WRITTEN PROBLEM 1. Update the records from the line with "Find all labels, buttons, inputs, and" to the line with "bar [567,188,681,376]" by replacing "bounding boxes" with "box coordinates" and leaving everything else unchanged. Leave the pictures out of your answer.

TEXT SECTION.
'''
Still, The Fabelmans is not without its moments of insight and even wonder. The film’s best moment comes early on as Spielberg relates how his first trip to the movies, to see Cecil B. DeMille’s The Greatest Show on Earth with his parents, left him awestruck by a climactic train crash. A desire to recreate the fear and thrills the scene gave him led first to crashing his toy trains and then filming it so he could experience it over and over again. The joy of discovery and of the evocation of powerful emotions through film provides a genuine moment of revelation.

The emotional centerpiece of the movie is Michelle Williams’s portrayal of Mitzi, Sammy’s eccentric and emotionally torn mother. Williams’s performance is mesmerizing and luminous, far more memorable than any of the autobiographical touches that seek to help us understand how the affable Sammy became a Hollywood mogul.
'''
(Layout annotation data)
'''
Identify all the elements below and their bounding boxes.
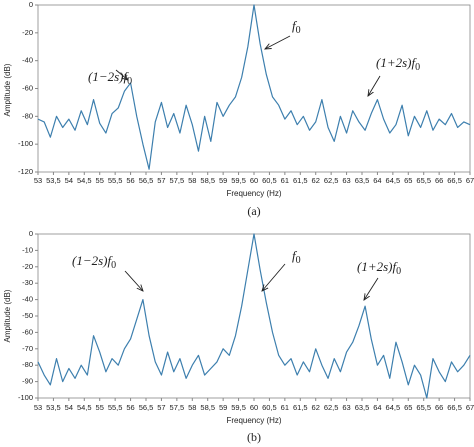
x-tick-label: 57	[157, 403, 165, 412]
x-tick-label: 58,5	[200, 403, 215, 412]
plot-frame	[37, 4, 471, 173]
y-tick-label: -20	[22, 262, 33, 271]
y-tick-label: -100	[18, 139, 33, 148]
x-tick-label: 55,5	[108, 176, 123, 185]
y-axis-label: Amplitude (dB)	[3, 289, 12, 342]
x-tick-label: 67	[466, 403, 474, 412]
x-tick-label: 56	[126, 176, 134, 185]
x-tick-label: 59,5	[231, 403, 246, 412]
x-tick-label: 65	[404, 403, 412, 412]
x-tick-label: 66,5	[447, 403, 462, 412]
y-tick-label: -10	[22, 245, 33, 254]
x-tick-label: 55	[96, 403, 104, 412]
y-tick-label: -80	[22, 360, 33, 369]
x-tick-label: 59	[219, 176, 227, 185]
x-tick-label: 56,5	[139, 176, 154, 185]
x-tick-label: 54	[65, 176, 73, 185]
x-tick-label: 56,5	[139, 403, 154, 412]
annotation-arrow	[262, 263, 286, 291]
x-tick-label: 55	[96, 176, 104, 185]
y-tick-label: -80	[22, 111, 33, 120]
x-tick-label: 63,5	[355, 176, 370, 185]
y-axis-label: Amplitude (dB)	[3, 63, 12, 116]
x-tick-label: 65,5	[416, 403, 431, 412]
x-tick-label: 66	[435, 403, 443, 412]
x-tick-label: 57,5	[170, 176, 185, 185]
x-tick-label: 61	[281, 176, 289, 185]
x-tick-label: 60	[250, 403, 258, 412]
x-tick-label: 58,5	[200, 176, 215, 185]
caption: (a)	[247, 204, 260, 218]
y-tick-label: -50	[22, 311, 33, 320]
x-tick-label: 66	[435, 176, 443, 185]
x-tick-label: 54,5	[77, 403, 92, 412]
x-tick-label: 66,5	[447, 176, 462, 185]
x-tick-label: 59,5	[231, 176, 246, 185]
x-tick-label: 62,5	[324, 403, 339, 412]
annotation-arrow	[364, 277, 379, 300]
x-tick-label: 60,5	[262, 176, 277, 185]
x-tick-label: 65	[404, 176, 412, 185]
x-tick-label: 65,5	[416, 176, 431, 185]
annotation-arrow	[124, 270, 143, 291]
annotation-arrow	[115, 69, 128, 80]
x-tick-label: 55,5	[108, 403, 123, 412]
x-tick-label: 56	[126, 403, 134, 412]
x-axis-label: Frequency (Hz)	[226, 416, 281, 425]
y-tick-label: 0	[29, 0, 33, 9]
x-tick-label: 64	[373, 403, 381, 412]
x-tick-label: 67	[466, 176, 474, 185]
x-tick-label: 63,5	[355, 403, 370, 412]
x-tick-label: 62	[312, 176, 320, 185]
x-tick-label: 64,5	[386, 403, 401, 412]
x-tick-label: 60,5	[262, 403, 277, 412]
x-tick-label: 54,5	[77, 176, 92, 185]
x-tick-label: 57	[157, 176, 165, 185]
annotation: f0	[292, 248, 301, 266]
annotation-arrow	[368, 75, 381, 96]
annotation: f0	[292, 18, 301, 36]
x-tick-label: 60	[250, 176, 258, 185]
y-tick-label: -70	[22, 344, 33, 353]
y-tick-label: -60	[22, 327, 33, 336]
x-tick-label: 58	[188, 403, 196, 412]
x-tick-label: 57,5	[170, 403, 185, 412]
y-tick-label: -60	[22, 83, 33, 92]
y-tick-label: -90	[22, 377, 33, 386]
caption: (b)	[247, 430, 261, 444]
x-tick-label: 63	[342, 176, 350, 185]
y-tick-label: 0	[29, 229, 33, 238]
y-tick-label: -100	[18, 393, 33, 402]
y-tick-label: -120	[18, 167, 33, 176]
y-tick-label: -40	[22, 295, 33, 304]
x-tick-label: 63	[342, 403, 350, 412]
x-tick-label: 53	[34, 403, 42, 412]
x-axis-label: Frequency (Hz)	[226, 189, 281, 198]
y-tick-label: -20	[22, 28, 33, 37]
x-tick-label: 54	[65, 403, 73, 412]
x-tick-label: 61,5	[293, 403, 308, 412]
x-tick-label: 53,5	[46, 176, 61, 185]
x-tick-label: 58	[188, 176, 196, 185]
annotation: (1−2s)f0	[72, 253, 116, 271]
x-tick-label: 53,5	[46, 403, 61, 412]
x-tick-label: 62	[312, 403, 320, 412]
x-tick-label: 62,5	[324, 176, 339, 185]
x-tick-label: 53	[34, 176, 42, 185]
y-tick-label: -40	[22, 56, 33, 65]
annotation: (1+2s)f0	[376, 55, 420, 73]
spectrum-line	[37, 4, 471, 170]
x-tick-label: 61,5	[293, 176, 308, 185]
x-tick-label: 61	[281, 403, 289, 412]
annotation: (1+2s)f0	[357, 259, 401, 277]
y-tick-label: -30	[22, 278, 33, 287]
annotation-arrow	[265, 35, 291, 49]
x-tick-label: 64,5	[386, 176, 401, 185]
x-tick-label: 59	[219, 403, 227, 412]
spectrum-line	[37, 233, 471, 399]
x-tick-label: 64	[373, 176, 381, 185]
'''
'''
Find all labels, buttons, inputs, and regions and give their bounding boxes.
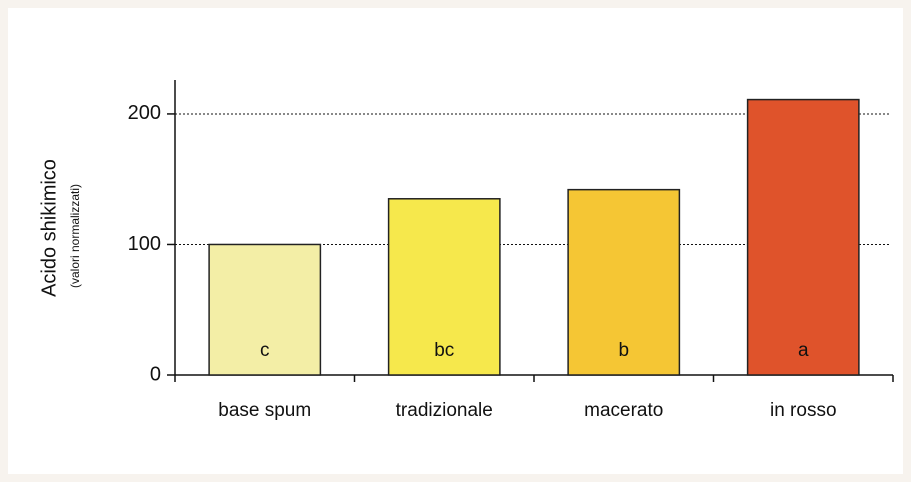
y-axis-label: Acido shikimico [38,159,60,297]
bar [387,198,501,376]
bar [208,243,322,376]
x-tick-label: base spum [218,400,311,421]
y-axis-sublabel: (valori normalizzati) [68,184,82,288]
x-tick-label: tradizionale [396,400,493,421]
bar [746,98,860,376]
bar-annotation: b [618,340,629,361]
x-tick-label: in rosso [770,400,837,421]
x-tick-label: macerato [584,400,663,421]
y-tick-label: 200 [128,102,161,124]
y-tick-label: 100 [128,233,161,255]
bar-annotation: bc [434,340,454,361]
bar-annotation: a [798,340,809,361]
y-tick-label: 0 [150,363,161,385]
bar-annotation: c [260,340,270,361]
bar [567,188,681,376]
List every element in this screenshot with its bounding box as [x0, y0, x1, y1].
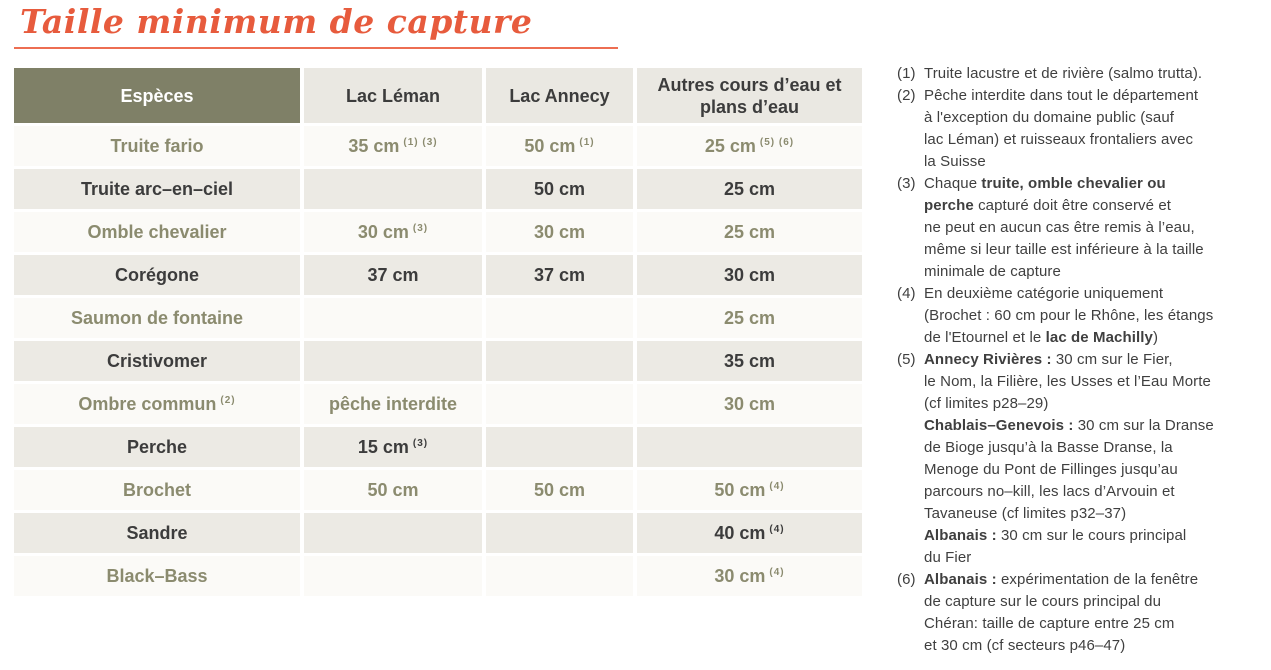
'''
WRITTEN PROBLEM 2. Output the film review again in full, word for word.

TASK ANSWER 1.
Find all labels, buttons, inputs, and regions and give their box coordinates.
y-axis-label: Acido shikimico [38,159,60,297]
bar [387,198,501,376]
bar [208,243,322,376]
x-tick-label: base spum [218,400,311,421]
y-axis-sublabel: (valori normalizzati) [68,184,82,288]
x-tick-label: tradizionale [396,400,493,421]
bar [746,98,860,376]
bar-annotation: b [618,340,629,361]
x-tick-label: in rosso [770,400,837,421]
x-tick-label: macerato [584,400,663,421]
y-tick-label: 200 [128,102,161,124]
y-tick-label: 100 [128,233,161,255]
bar-annotation: bc [434,340,454,361]
bar-annotation: a [798,340,809,361]
y-tick-label: 0 [150,363,161,385]
bar-annotation: c [260,340,270,361]
bar [567,188,681,376]

TASK ANSWER 2.
Still, The Fabelmans is not without its moments of insight and even wonder. The film’s best moment comes early on as Spielberg relates how his first trip to the movies, to see Cecil B. DeMille’s The Greatest Show on Earth with his parents, left him awestruck by a climactic train crash. A desire to recreate the fear and thrills the scene gave him led first to crashing his toy trains and then filming it so he could experience it over and over again. The joy of discovery and of the evocation of powerful emotions through film provides a genuine moment of revelation.

The emotional centerpiece of the movie is Michelle Williams’s portrayal of Mitzi, Sammy’s eccentric and emotionally torn mother. Williams’s performance is mesmerizing and luminous, far more memorable than any of the autobiographical touches that seek to help us understand how the affable Sammy became a Hollywood mogul.